(STATED TASK) Scan the lines below; pull out those with "JSON".

Figure dataset records:
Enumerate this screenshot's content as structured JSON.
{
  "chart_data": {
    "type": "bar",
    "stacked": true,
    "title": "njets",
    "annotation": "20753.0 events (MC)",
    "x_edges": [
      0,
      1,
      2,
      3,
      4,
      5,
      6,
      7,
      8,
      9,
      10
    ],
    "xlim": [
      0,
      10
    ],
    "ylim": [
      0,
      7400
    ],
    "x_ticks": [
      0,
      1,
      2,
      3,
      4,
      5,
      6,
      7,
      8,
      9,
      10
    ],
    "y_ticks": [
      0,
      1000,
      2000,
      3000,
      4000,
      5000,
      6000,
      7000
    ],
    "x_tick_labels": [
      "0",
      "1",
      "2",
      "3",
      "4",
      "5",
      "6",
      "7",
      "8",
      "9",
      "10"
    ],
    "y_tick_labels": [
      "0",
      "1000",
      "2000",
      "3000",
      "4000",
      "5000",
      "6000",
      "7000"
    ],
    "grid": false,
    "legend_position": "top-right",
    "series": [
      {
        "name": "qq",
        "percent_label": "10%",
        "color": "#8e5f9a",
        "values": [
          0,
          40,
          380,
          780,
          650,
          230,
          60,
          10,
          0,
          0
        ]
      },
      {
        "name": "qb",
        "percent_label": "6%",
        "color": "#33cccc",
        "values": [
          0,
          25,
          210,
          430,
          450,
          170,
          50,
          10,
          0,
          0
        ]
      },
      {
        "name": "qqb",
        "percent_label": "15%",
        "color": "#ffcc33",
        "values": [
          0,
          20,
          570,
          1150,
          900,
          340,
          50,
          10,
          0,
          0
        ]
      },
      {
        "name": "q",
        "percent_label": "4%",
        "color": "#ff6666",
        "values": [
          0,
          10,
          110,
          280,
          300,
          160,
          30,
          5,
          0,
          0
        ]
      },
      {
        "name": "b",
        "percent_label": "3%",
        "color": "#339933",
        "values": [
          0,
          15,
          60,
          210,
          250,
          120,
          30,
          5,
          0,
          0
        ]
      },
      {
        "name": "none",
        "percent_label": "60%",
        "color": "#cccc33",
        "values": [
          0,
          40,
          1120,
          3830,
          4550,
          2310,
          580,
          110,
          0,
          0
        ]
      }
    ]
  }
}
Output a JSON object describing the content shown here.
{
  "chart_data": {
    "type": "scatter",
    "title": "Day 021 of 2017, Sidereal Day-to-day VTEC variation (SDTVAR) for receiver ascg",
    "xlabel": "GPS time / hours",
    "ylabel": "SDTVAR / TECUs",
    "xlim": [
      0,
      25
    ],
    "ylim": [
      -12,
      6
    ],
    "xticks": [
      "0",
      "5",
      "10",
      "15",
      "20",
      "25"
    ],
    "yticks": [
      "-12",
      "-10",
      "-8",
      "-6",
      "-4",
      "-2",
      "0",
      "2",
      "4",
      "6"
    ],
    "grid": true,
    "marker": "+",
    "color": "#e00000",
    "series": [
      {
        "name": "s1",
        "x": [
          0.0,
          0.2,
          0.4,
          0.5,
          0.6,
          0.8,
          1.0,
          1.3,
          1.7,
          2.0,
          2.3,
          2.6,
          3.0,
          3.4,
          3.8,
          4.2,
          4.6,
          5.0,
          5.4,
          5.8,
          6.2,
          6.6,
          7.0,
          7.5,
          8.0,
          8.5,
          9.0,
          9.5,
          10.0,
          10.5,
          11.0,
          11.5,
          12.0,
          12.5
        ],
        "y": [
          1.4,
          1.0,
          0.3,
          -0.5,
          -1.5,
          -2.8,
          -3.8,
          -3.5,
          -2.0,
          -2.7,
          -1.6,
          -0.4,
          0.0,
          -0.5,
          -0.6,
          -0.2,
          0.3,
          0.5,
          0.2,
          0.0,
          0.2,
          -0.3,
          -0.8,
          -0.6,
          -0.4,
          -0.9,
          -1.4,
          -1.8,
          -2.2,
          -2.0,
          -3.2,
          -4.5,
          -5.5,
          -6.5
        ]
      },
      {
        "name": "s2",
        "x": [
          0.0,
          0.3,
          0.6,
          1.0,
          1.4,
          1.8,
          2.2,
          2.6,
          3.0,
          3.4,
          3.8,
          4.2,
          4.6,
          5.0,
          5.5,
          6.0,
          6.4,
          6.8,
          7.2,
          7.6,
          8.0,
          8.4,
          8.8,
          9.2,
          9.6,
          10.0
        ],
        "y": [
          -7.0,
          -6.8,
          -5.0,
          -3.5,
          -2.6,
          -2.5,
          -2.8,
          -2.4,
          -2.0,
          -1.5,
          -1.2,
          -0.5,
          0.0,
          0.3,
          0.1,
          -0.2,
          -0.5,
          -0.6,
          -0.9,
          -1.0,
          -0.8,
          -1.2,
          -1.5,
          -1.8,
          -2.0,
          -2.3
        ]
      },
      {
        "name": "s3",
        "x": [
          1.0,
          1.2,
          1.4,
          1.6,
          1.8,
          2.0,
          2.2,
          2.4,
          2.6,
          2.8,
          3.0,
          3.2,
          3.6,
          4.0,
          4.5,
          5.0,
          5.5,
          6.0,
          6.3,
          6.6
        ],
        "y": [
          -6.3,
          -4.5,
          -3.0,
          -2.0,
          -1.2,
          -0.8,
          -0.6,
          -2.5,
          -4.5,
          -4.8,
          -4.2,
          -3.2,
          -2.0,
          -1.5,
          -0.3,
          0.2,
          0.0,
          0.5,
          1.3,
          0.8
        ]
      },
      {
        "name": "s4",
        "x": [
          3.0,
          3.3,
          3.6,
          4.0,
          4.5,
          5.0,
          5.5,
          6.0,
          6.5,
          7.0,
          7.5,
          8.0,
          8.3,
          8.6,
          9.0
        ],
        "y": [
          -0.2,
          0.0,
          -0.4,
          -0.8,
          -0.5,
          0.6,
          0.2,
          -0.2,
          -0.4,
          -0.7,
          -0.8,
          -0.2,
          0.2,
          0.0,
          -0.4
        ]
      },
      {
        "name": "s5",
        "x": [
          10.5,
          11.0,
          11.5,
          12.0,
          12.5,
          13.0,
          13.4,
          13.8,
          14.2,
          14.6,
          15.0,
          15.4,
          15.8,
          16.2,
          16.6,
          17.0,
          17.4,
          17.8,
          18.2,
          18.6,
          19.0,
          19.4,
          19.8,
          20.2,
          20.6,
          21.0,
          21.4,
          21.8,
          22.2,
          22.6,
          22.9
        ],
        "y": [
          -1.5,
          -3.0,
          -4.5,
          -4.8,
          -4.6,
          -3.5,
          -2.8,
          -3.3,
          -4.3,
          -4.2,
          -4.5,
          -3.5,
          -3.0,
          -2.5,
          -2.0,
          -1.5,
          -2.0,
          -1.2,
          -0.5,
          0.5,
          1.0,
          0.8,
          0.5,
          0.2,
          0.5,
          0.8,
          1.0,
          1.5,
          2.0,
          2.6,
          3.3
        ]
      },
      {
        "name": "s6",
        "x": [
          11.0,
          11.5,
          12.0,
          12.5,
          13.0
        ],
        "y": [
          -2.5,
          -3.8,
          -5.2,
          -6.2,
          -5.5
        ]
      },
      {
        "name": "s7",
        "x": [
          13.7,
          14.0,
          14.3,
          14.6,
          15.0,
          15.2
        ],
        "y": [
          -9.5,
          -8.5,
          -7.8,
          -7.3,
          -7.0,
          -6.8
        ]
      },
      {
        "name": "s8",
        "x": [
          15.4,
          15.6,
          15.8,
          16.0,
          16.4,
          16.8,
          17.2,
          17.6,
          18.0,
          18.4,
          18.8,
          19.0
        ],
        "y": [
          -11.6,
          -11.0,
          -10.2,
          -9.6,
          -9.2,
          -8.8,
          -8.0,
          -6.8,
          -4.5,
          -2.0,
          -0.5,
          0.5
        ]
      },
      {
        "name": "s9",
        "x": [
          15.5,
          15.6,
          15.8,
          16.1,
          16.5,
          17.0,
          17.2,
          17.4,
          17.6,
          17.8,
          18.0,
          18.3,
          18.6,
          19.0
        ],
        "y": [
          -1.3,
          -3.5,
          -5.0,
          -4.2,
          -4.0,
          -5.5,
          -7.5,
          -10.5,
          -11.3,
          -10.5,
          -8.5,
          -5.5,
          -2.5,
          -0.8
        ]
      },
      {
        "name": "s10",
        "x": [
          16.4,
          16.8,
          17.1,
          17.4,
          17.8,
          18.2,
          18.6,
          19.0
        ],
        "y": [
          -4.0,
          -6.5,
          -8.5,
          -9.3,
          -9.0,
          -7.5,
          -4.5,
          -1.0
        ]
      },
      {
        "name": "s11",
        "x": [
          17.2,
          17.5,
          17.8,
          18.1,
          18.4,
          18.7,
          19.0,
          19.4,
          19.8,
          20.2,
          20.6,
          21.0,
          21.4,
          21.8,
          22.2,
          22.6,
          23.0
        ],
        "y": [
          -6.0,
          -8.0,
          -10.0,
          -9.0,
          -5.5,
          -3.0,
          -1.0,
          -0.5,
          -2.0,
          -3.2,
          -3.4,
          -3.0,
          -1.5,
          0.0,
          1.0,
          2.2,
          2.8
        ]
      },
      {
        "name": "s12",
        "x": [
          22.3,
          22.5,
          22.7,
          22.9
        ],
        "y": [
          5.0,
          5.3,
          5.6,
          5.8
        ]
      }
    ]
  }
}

(FULL SOLUTION)
Enumerate this screenshot's content as structured JSON.
Output a JSON object describing the content shown here.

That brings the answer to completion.